| Reading text |
-- Start --
Communication with the Authors

As the code is open-sourced and easily reproducible, we didn't feel any need to contact the authors. But the authors also actively reply on the github open issues. We are thankful to them for their work and responsiveness.

Introduction

This report is a reproduction of the ECCV 2020 paper "JSTASR: Joint Size and Transparency-Aware Snow Removal Algorithm Based on Modified Partial Convolution and Veiling Effect Removal" by Chen et al. (2020).
The paper introduces a novel technique to remove snow or snowflakes from the images. Additionally, they also release a new dataset of images that has significant amount of snow in them. They reformulate the snow model which also considers the veiling snow effect into account. Then, they employ a size and transparency aware snow removal algorithm named as JSTASR that can remove snow of different shapes, sizes and scales in the image. They test this method on both real-world as well as synthetic image datasets in order to check its efficacy, which proves to be a significant improvement from the existing methodologies. This report replicates all the information provided in the paper and supports their claim by verifying very similar results.

Scope of Reproducibility

The paper proposes JSTASR method to remove snow, which is performed in mainly two following steps :
  1. Size-aware snow identifier.
  2. Transparency aware snow removal.
The first step will help to generate snow at different scales and using this information, the transparency aware model can deal with different transparency level as well as different scales in order to remove the snow. Additionally as a third step, they add a differentiable dark channel in one of the layers and embed this onto the model in order to remove the veiling effect of the snow, which works perfectly at the end.

Methodology

Let's look at their methodology in detail and step-wise manner, in order to understand :
  1. Snow Model Formulation : The snow has been distributed locally unlike rain, clouds, mist etc. Secondly, similar to other atmospheric phenomenon, veiling effect also occurs in snow. Veiling effect is a global illumination effect arising from multiple scattering of light making the image foggier and noisy as a result. This effect generally limits the performance of snow-removal technique. They proposed the following new model :
I(x) = K(x)T(x) + A(x)(1 − T(x))
In above equation, I is the image captured by the camera, K is the veiling effect-free but snowy image, T is the media transmission and A is the atmospheric light of the veiling effect. This is different from the existing snow removal algorithms as it also takes into account the local reconstruction performed by snow pixels. Therefore, the resulting image can recover image with sharper and well defined edges.
-- End --
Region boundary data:
-- Start --
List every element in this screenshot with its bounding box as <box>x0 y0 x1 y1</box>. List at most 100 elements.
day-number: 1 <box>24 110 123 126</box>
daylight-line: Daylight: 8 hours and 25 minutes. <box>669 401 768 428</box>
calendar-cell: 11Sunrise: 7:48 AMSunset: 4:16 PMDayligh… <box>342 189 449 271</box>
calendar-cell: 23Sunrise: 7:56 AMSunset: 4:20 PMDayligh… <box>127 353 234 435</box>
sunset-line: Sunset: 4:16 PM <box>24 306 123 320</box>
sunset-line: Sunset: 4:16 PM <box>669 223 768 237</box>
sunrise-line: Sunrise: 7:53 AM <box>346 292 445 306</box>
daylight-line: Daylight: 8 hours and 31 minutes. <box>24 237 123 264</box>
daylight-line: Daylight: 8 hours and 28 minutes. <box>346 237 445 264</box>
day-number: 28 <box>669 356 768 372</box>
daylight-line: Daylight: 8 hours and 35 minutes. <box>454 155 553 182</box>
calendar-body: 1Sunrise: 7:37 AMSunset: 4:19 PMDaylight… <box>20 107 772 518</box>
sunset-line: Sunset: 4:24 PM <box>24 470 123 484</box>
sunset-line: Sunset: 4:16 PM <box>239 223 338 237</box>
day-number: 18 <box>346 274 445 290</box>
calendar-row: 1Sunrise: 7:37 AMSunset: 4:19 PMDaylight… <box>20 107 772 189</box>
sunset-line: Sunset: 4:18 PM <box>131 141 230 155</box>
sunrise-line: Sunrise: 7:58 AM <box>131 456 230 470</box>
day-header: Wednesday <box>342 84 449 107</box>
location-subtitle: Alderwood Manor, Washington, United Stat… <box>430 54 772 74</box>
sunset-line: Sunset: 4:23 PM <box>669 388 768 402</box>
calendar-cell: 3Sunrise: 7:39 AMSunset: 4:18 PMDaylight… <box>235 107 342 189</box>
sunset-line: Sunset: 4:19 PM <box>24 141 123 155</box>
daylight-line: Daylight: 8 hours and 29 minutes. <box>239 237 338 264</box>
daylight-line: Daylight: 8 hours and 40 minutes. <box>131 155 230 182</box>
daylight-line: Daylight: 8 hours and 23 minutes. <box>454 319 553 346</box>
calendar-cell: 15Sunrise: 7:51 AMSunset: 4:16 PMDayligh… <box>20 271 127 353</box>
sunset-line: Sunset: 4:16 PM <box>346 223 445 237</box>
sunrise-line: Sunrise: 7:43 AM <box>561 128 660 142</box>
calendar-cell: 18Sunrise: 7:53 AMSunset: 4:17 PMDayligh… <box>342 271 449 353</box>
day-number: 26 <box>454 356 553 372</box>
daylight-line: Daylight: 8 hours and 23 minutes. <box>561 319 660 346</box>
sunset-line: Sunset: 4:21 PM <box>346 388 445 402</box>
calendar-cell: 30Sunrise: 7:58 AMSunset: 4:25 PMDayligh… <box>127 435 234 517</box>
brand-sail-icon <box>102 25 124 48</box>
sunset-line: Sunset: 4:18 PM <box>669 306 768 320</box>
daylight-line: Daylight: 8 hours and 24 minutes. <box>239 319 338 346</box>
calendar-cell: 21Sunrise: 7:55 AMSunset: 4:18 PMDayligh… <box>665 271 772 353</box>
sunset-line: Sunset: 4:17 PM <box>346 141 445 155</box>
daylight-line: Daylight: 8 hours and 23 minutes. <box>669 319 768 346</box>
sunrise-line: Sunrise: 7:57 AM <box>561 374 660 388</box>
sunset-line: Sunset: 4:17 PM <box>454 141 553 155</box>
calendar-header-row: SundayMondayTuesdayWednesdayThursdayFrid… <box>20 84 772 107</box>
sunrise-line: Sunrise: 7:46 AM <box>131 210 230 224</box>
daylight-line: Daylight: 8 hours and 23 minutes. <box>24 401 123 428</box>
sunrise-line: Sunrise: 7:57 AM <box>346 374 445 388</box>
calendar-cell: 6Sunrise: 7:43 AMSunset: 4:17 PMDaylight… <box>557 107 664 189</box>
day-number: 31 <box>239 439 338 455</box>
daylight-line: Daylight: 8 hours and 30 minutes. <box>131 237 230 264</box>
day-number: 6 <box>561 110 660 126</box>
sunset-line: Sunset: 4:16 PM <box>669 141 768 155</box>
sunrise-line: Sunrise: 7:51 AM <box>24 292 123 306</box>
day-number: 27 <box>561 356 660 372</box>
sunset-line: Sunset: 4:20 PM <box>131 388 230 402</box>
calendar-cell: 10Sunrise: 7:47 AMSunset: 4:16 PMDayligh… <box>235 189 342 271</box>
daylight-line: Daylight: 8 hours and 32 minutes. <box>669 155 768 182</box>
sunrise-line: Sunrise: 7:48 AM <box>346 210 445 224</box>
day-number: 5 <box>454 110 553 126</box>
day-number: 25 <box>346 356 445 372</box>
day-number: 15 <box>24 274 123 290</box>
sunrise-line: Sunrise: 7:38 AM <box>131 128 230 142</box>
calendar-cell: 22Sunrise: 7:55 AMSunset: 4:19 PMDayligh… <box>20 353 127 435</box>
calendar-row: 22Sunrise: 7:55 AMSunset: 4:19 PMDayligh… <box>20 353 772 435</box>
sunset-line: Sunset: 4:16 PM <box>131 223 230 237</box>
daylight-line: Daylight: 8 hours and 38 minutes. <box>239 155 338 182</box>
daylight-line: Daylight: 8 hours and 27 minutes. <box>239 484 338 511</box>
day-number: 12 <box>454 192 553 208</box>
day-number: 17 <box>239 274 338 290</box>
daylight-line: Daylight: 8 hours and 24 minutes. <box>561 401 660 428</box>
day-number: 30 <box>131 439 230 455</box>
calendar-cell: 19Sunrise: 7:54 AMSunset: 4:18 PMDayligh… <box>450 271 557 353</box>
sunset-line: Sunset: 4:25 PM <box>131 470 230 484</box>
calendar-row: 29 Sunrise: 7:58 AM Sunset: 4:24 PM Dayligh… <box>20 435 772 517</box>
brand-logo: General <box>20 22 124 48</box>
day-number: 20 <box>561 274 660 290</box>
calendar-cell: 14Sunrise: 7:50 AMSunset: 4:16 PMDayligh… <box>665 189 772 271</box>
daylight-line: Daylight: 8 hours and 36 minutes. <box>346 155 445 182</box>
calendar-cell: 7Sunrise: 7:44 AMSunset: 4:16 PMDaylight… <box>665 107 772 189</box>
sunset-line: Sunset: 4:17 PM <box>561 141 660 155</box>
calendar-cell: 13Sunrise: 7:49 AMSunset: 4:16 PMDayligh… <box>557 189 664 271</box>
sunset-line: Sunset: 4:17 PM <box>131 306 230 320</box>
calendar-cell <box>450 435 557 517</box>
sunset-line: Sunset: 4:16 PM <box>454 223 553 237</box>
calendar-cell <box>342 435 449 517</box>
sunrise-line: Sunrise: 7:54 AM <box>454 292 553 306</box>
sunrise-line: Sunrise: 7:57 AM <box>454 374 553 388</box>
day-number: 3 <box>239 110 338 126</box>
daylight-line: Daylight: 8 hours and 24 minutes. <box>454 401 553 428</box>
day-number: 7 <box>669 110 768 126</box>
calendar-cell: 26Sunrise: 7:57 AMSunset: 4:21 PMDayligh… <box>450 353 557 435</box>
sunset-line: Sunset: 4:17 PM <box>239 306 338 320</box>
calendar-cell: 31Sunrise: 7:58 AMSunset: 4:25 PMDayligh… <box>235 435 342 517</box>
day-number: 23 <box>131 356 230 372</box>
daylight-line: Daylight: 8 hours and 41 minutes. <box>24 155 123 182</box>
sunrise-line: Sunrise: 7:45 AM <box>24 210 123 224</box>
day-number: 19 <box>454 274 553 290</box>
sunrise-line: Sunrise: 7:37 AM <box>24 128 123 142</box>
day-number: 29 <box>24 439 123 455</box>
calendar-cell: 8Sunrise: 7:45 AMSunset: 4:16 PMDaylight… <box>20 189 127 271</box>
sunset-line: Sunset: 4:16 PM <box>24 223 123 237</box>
-- End --
| Challenges |
1. Update the snow removal report by writing it out again, beginning at the words "The paper introduces" and stopping after "very similar results.", with "effectiveness" put in place of "efficacy".
2. In the snow removal report, name every symbol in the snow model equation and give what each one stands for.
3. Continue the snow removal report from the point where it stops.

| Answers to the tasks |
1.
The paper introduces a novel technique to remove snow or snowflakes from the images. Additionally, they also release a new dataset of images that has significant amount of snow in them. They reformulate the snow model which also considers the veiling snow effect into account. Then, they employ a size and transparency aware snow removal algorithm named as JSTASR that can remove snow of different shapes, sizes and scales in the image. They test this method on both real-world as well as synthetic image datasets in order to check its effectiveness, which proves to be a significant improvement from the existing methodologies. This report replicates all the information provided in the paper and supports their claim by verifying very similar results.

2.
- I: the image captured by the camera
- K: the veiling effect-free but snowy image
- T: the media transmission
- A: the atmospheric light of the veiling effect

3.
2. Joint Size and Transparency-Aware Snow Removal : In JSTASR, size aware snow removal model is designed for the very first time. The possible scales detected are small, medium and large. Three different networks consists of various convolution and deconvolution layers are employed in order to predict three different scales.With this architecture, size, shape and location information about the image and snow can be estimated. By using this information, an accurate snow information map (SIM) can be generated.
For transparency-awareness, image in-painting technique is adopted. It tries to fill the holes created in the image due to snow. JSTASR has a modified partial convolution to inpaint the irregular/broken area. This transparency-aware architecture is actually mainly inspired from U-Net. For the encoder part, different from the traditional partial convolution the multi-scale architecture is employed. In the decoder part, different from the original partial convolution they adopt both multi-scale deconvolution and up-sampling operations to prevent the recovered feature from blurring. They also add a size-aware loss function in order to enhance the performance of the generator network.
3. Veiling Effect Removal : In this module, they address the issue of estimating the accurate transmission and atmospheric light values. As said previously, for this they add differentiable dark channel prior (DDCP) layer with the patch map. In DDCP, various limitations have been seen previously like color degradation in white and bright scenes. In order to overcome these issues, they introduce a patch-map based differentiable dark channel prior layer to improve the performance of this method and further embed into the proposed snow removal process to achieve fully end-to-end learning. For this architecture, they use VGG-16 as the backbone in which each convolution is replaced by multi-level pooling.

Dataset

There is an already existing large scale snow dataset but that doesn't include veiling effect so the authors curated a new dataset named as Snow Removal in Realistic Scenario (SRRS) which also includes snow veiling effect. It consists of 15K artificially synthesized images whereas 1000 real-life snow images downloaded from the internet. In order to generate the dataset, they apply the popular haze benchmark dataset called RESIDE dataset in order to synthesize the image with veiling effect. Then, for each snow image, various types of snow are synthesized by Photoshop and the corresponding snow information (i.e., transparency, size, and location) is labeled. They randomly pick 2500 images for the training purpose and 1000 images for the testing purposes, named as Test A. They also create Test B, same images as Test A, but without the veiling effect of snow.

Training

It mainly consists of two sub-networks, one is JSTASR and another is veiling effect removal. Firstly, they train the 2500 hazy images based on the RESIDE dataset with veiling effect removal model and then train the size-aware snow identifier to predict the snow information. These two processes are pre-trained with the fixed veiling effect removal network. After the pre-trained process, two sub-networks are trained together in the fine-tuned state.

Hyperparameters

We have used the same hyper-parameters mentioned on their github repository to reproduce the results. Few of the primary ones are : Learning rate is set to be 0.0001 and ADAM optimizer has been used for all the experiments. The value of \gamma=0.1 and for every epoch, they cut 15% of the training data as the validation set.

Experimental Setup

For all the training experiments using SRRS dataset, we evaluated the models using the NVIDIA GeForce RTX 2080 Ti GPU. It took few minutes for the testing on our GPU with hyper-parameters mentioned above. All the experiments were conducted based on the code that has been released publicly by the authors are at their github repository.

Results

We reproduced the JSTASR for snow removal task on SRRS dataset specifically. We used the pre-trained model open-sourced by the authors to evaluate the JSTASR. The resultant images received are similar to what has been reported in the paper.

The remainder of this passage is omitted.